#### Exercise description
Look through the records that follow. Copy every line containing the word "JSON".

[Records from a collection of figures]

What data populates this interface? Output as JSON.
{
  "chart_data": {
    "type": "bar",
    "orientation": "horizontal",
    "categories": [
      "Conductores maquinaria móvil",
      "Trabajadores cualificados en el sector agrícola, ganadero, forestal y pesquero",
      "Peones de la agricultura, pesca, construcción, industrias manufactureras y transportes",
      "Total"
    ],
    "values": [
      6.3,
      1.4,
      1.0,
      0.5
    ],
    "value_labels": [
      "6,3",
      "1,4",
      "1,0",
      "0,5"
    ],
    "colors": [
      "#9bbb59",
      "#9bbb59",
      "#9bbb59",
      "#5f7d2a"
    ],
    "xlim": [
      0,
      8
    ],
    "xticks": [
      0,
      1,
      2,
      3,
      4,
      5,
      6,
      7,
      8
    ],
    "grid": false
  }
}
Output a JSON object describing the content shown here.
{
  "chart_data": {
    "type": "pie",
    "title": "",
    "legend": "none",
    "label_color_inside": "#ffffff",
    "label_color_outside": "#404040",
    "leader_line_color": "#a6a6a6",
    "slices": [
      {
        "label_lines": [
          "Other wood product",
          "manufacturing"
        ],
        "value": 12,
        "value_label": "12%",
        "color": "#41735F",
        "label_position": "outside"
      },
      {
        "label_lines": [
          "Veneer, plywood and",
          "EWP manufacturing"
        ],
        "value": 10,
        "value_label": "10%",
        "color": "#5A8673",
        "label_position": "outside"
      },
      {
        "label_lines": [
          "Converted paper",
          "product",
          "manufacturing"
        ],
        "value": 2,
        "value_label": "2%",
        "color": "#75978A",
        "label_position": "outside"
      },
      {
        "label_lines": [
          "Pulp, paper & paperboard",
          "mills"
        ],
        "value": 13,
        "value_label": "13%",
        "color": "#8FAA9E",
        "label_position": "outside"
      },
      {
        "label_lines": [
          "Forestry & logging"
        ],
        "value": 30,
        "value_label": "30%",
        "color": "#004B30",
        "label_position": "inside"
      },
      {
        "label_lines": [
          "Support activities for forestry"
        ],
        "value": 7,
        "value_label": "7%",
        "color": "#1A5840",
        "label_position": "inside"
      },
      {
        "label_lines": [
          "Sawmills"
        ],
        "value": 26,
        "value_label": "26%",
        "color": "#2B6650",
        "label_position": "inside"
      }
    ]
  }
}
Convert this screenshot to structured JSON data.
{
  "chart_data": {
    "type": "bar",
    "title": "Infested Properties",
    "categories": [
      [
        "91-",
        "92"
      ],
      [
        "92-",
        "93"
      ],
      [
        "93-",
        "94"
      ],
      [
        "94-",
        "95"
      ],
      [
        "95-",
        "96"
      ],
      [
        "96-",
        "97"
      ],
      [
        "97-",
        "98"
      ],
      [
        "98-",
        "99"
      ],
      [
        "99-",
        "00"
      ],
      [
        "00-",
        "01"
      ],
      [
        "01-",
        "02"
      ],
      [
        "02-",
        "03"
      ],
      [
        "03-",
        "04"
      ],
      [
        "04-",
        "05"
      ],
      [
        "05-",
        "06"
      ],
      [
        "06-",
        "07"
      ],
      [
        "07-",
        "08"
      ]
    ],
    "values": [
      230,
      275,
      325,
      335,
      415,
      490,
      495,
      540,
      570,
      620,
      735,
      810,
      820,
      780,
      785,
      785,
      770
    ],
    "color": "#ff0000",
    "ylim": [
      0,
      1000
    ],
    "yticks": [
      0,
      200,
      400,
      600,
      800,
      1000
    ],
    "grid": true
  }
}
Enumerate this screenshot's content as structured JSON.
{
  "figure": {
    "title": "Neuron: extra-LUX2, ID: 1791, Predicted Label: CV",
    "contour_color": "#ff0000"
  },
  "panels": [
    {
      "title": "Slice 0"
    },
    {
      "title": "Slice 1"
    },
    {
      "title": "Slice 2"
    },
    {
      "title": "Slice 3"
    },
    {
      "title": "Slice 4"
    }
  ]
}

#### Output of the task
What data populates this interface? Output as JSON.
Output a JSON object describing the content shown here.
Convert this screenshot to structured JSON data.
Enumerate this screenshot's content as structured JSON.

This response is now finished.